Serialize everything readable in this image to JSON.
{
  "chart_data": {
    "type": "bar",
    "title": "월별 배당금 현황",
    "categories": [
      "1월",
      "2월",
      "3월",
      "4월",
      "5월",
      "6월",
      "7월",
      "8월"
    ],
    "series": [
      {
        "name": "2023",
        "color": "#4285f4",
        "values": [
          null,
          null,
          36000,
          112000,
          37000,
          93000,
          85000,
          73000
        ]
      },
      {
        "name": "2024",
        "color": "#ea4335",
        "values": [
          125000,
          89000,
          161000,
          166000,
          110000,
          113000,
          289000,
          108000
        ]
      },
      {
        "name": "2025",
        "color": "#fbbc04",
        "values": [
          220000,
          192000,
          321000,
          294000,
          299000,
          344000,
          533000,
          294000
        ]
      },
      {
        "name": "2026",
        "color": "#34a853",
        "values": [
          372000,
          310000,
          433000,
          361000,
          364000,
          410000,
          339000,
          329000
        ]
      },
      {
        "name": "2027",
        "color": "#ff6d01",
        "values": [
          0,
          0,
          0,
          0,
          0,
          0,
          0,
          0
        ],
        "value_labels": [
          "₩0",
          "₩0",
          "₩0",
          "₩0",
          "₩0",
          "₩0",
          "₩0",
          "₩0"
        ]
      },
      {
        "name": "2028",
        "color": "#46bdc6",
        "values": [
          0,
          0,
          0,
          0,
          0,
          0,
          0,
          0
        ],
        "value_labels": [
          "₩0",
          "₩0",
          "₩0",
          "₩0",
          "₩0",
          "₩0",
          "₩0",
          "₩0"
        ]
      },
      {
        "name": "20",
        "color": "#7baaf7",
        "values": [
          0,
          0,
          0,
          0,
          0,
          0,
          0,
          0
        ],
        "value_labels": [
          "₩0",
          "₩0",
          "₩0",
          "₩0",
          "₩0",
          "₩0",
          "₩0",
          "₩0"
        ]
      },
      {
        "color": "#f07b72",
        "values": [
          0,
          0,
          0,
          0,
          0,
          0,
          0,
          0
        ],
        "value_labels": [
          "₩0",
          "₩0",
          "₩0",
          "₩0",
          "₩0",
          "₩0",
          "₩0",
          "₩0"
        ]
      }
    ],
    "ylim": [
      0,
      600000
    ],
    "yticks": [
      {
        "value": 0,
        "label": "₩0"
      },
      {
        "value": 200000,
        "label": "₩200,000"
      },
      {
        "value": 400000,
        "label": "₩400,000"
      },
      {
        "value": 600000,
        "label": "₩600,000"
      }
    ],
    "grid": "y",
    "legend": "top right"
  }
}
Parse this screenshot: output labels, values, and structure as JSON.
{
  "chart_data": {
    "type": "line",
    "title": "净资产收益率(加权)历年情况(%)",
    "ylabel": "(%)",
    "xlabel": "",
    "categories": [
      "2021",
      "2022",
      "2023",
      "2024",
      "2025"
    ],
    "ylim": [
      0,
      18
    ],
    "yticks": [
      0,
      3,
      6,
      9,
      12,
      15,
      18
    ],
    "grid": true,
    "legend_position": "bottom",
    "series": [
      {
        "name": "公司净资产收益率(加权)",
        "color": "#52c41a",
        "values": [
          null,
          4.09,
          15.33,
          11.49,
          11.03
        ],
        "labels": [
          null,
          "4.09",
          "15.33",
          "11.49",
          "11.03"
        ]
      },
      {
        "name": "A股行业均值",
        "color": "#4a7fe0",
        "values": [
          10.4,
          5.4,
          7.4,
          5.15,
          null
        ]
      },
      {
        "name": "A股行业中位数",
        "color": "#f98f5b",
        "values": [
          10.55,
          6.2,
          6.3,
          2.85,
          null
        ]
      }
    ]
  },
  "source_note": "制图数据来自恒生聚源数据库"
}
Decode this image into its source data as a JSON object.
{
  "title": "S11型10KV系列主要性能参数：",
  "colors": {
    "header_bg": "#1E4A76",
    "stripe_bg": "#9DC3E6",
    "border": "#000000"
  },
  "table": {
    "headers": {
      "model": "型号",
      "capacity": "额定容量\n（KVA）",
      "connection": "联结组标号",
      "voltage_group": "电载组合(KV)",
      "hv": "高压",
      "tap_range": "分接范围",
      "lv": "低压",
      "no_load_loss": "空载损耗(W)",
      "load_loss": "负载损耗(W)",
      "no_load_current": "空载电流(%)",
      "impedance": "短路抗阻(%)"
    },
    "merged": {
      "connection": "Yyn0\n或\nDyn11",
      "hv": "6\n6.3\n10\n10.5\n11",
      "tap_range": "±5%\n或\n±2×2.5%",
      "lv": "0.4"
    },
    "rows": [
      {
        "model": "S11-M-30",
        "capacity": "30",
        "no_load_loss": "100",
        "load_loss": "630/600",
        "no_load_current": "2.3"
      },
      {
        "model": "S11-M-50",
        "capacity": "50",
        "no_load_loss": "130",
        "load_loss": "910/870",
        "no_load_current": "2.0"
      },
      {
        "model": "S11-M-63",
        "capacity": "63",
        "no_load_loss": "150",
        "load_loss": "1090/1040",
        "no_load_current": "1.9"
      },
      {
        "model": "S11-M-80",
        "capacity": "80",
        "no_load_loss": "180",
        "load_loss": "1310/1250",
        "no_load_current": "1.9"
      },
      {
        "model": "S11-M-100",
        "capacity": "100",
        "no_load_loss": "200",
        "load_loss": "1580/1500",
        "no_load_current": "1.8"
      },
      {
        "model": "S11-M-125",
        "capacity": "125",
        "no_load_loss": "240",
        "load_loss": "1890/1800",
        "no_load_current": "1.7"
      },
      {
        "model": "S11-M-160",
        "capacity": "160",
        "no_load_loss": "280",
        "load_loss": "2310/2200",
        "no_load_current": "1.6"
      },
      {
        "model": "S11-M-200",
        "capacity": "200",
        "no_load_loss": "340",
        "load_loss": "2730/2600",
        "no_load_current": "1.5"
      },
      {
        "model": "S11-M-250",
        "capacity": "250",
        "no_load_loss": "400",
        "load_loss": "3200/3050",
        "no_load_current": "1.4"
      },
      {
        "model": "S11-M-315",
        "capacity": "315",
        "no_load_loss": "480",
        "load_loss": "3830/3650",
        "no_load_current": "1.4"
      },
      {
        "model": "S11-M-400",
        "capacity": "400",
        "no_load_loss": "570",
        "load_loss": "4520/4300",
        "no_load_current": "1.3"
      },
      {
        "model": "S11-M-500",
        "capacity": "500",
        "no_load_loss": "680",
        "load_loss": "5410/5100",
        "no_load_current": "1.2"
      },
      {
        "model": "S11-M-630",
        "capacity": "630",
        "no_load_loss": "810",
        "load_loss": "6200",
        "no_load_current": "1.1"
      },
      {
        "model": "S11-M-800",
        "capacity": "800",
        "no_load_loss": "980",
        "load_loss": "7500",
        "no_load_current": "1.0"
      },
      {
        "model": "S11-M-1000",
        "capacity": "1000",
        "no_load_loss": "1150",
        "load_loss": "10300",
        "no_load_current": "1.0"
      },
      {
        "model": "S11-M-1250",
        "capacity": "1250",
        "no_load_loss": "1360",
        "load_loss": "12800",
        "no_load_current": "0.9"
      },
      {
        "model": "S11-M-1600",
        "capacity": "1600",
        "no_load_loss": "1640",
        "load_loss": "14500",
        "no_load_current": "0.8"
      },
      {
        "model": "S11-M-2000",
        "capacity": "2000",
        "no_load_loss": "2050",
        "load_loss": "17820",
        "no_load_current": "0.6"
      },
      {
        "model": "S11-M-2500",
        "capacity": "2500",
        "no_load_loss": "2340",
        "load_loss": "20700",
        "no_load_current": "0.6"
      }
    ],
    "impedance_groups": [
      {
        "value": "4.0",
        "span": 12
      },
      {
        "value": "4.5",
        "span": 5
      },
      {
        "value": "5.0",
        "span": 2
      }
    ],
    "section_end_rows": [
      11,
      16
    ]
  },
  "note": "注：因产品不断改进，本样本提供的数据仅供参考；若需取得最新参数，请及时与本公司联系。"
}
□ □ □ □
**Written request:** Show every line above in which the word "image" occurs.

**Correct output:**
Serialize everything readable in this image to JSON.
Decode this image into its source data as a JSON object.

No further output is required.